SET TASK: Retype the records below word for word and omit any image.

MATERIAL PROVIDED:
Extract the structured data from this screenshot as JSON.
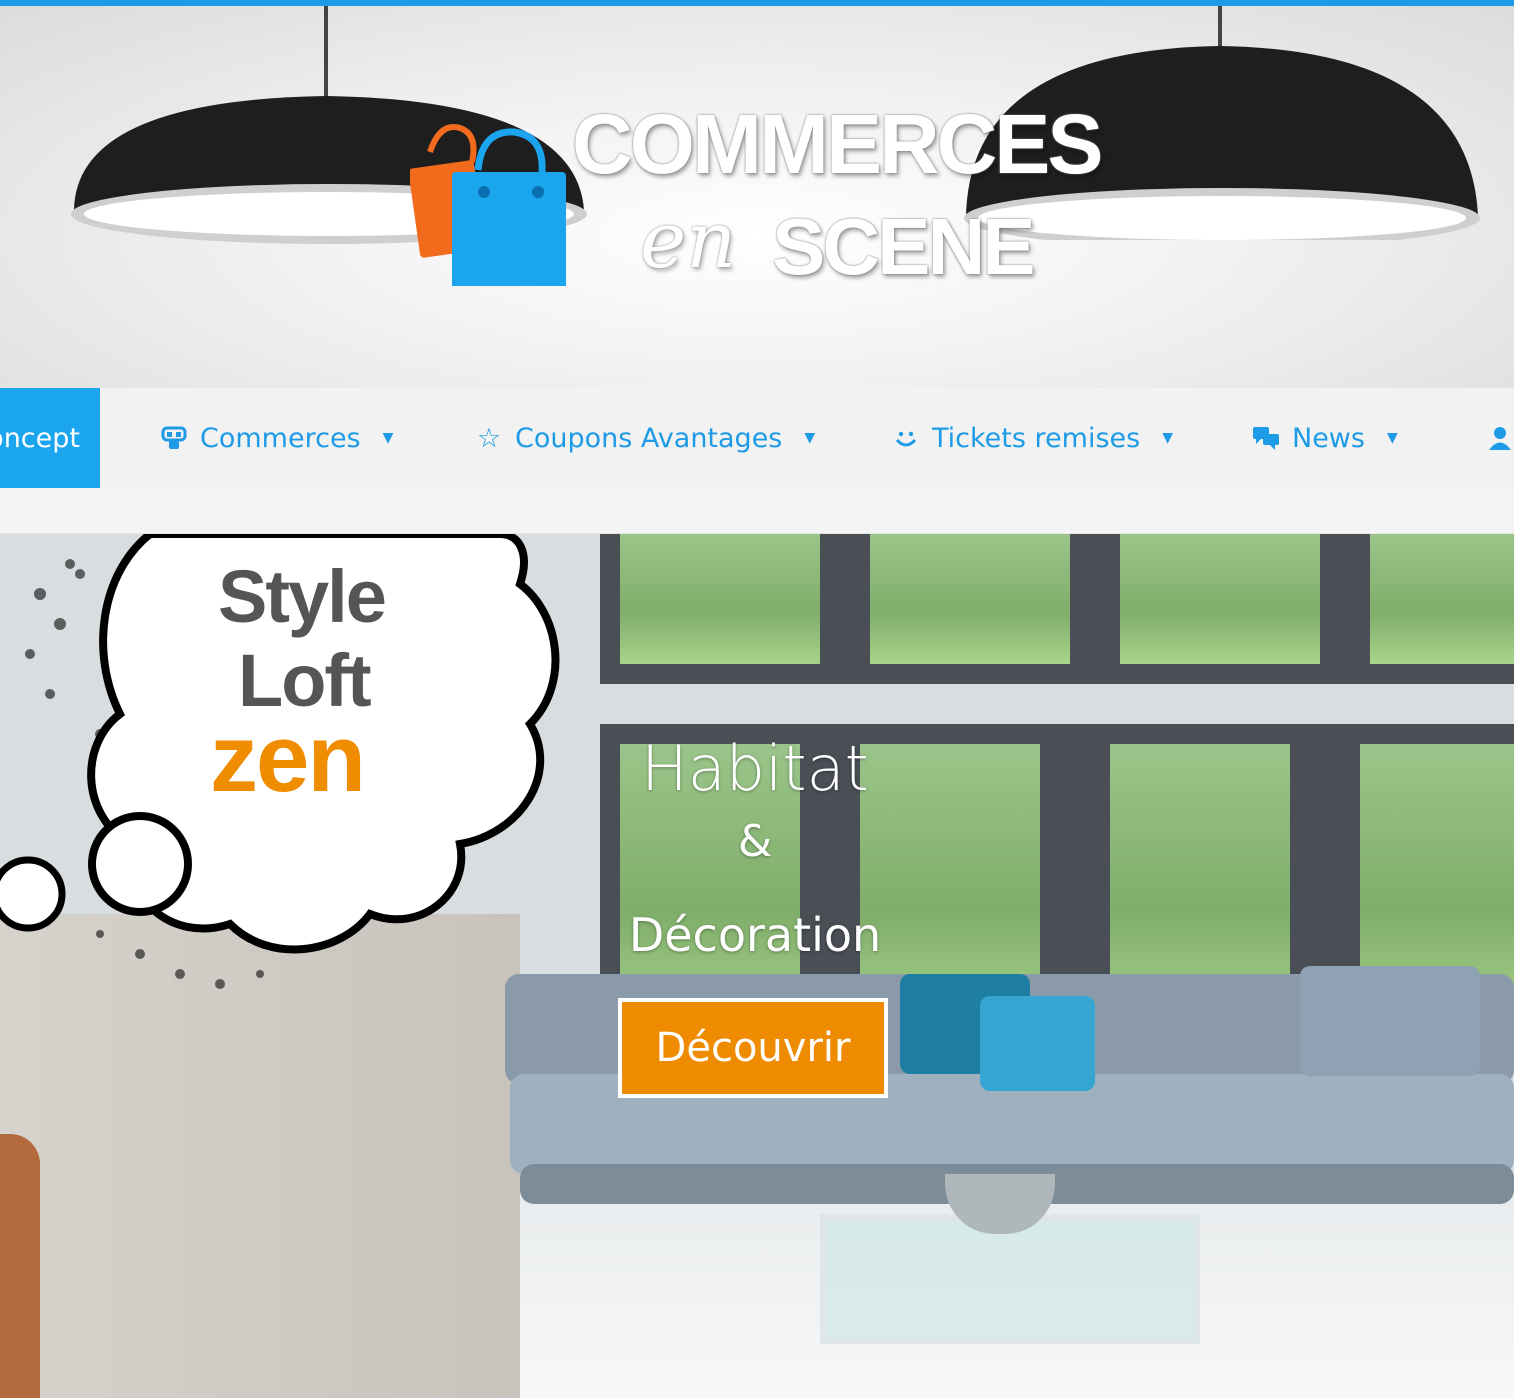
{
  "header": {
    "logo_word1": "COMMERCES",
    "logo_word_en": "en",
    "logo_word2": "SCENE"
  },
  "nav": {
    "items": [
      {
        "label": "Concept",
        "icon": "none",
        "active": true
      },
      {
        "label": "Commerces",
        "icon": "store-icon"
      },
      {
        "label": "Coupons Avantages",
        "icon": "star-icon"
      },
      {
        "label": "Tickets remises",
        "icon": "smile-icon"
      },
      {
        "label": "News",
        "icon": "chat-icon"
      },
      {
        "label": "",
        "icon": "user-icon"
      }
    ]
  },
  "hero": {
    "bubble_line1": "Style",
    "bubble_line2": "Loft",
    "bubble_line3": "zen",
    "title": "Habitat",
    "amp": "&",
    "subtitle": "Décoration",
    "cta_label": "Découvrir"
  },
  "colors": {
    "accent_blue": "#1e9be6",
    "cta_orange": "#ef8b00",
    "bag_blue": "#1ca5ef",
    "bag_orange": "#f26b1d"
  }
}
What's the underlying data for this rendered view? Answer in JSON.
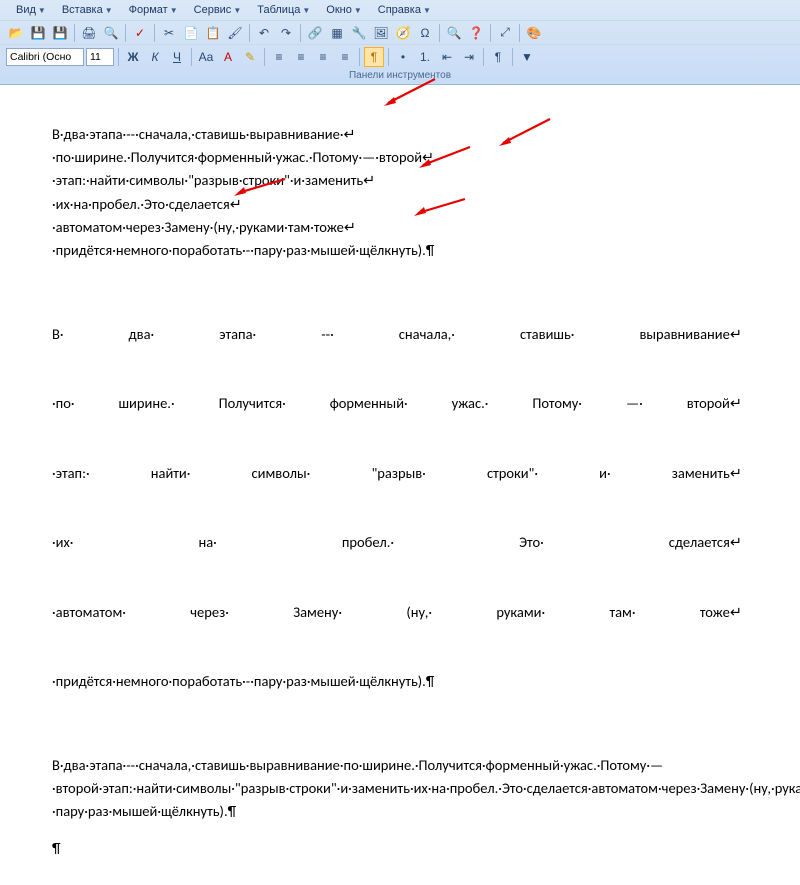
{
  "menu": {
    "items": [
      "Вид",
      "Вставка",
      "Формат",
      "Сервис",
      "Таблица",
      "Окно",
      "Справка"
    ]
  },
  "font": {
    "name": "Calibri (Осно",
    "size": "11"
  },
  "toolbars_caption": "Панели инструментов",
  "paragraphs": {
    "p1": "В·два·этапа·--·сначала,·ставишь·выравнивание·↵\n·по·ширине.·Получится·форменный·ужас.·Потому·—·второй↵\n·этап:·найти·символы·\"разрыв·строки\"·и·заменить↵\n·их·на·пробел.·Это·сделается↵\n·автоматом·через·Замену·(ну,·руками·там·тоже↵\n·придётся·немного·поработать·-·пару·раз·мышей·щёлкнуть).¶",
    "p2_lines": [
      "В· два· этапа· --· сначала,· ставишь· выравнивание↵",
      "·по· ширине.· Получится· форменный· ужас.· Потому· —· второй↵",
      "·этап:· найти· символы· \"разрыв· строки\"· и· заменить↵",
      "·их· на· пробел.· Это· сделается↵",
      "·автоматом· через· Замену· (ну,· руками· там· тоже↵",
      "·придётся·немного·поработать·-·пару·раз·мышей·щёлкнуть).¶"
    ],
    "p3": "В·два·этапа·--·сначала,·ставишь·выравнивание·по·ширине.·Получится·форменный·ужас.·Потому·—·второй·этап:·найти·символы·\"разрыв·строки\"·и·заменить·их·на·пробел.·Это·сделается·автоматом·через·Замену·(ну,·руками·там·тоже·придётся·немного·поработать·-·пару·раз·мышей·щёлкнуть).¶",
    "p4": "¶"
  },
  "icons": {
    "open": "📂",
    "save": "💾",
    "export": "💾",
    "print": "🖨",
    "preview": "🔍",
    "spell": "✓",
    "cut": "✂",
    "copy": "📄",
    "paste": "📋",
    "brush": "🖌",
    "undo": "↶",
    "redo": "↷",
    "link": "🔗",
    "table": "▦",
    "toolbox": "🔧",
    "gallery": "🖼",
    "navigator": "🧭",
    "chars": "Ω",
    "find": "🔍",
    "help": "❓",
    "zoom": "⤢",
    "color": "🎨",
    "bold": "Ж",
    "italic": "К",
    "underline": "Ч",
    "left": "≡",
    "center": "≡",
    "right": "≡",
    "justify": "≡",
    "bullets": "•",
    "numbers": "1.",
    "outdent": "⇤",
    "indent": "⇥",
    "highlight": "✎",
    "fontcolor": "A",
    "indent2": "¶",
    "pilcrow": "¶",
    "case": "Aa"
  }
}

EXPECTED OUTPUT:
Extract the structured data from this screenshot as JSON.
{
  "header": {
    "logo_word1": "COMMERCES",
    "logo_word_en": "en",
    "logo_word2": "SCENE"
  },
  "nav": {
    "items": [
      {
        "label": "Concept",
        "icon": "none",
        "active": true
      },
      {
        "label": "Commerces",
        "icon": "store-icon"
      },
      {
        "label": "Coupons Avantages",
        "icon": "star-icon"
      },
      {
        "label": "Tickets remises",
        "icon": "smile-icon"
      },
      {
        "label": "News",
        "icon": "chat-icon"
      },
      {
        "label": "",
        "icon": "user-icon"
      }
    ]
  },
  "hero": {
    "bubble_line1": "Style",
    "bubble_line2": "Loft",
    "bubble_line3": "zen",
    "title": "Habitat",
    "amp": "&",
    "subtitle": "Décoration",
    "cta_label": "Découvrir"
  },
  "colors": {
    "accent_blue": "#1e9be6",
    "cta_orange": "#ef8b00",
    "bag_blue": "#1ca5ef",
    "bag_orange": "#f26b1d"
  }
}
What's the underlying data for this rendered view? Answer in JSON.
{
  "menu": {
    "items": [
      "Вид",
      "Вставка",
      "Формат",
      "Сервис",
      "Таблица",
      "Окно",
      "Справка"
    ]
  },
  "font": {
    "name": "Calibri (Осно",
    "size": "11"
  },
  "toolbars_caption": "Панели инструментов",
  "paragraphs": {
    "p1": "В·два·этапа·--·сначала,·ставишь·выравнивание·↵\n·по·ширине.·Получится·форменный·ужас.·Потому·—·второй↵\n·этап:·найти·символы·\"разрыв·строки\"·и·заменить↵\n·их·на·пробел.·Это·сделается↵\n·автоматом·через·Замену·(ну,·руками·там·тоже↵\n·придётся·немного·поработать·-·пару·раз·мышей·щёлкнуть).¶",
    "p2_lines": [
      "В· два· этапа· --· сначала,· ставишь· выравнивание↵",
      "·по· ширине.· Получится· форменный· ужас.· Потому· —· второй↵",
      "·этап:· найти· символы· \"разрыв· строки\"· и· заменить↵",
      "·их· на· пробел.· Это· сделается↵",
      "·автоматом· через· Замену· (ну,· руками· там· тоже↵",
      "·придётся·немного·поработать·-·пару·раз·мышей·щёлкнуть).¶"
    ],
    "p3": "В·два·этапа·--·сначала,·ставишь·выравнивание·по·ширине.·Получится·форменный·ужас.·Потому·—·второй·этап:·найти·символы·\"разрыв·строки\"·и·заменить·их·на·пробел.·Это·сделается·автоматом·через·Замену·(ну,·руками·там·тоже·придётся·немного·поработать·-·пару·раз·мышей·щёлкнуть).¶",
    "p4": "¶"
  },
  "icons": {
    "open": "📂",
    "save": "💾",
    "export": "💾",
    "print": "🖨",
    "preview": "🔍",
    "spell": "✓",
    "cut": "✂",
    "copy": "📄",
    "paste": "📋",
    "brush": "🖌",
    "undo": "↶",
    "redo": "↷",
    "link": "🔗",
    "table": "▦",
    "toolbox": "🔧",
    "gallery": "🖼",
    "navigator": "🧭",
    "chars": "Ω",
    "find": "🔍",
    "help": "❓",
    "zoom": "⤢",
    "color": "🎨",
    "bold": "Ж",
    "italic": "К",
    "underline": "Ч",
    "left": "≡",
    "center": "≡",
    "right": "≡",
    "justify": "≡",
    "bullets": "•",
    "numbers": "1.",
    "outdent": "⇤",
    "indent": "⇥",
    "highlight": "✎",
    "fontcolor": "A",
    "indent2": "¶",
    "pilcrow": "¶",
    "case": "Aa"
  }
}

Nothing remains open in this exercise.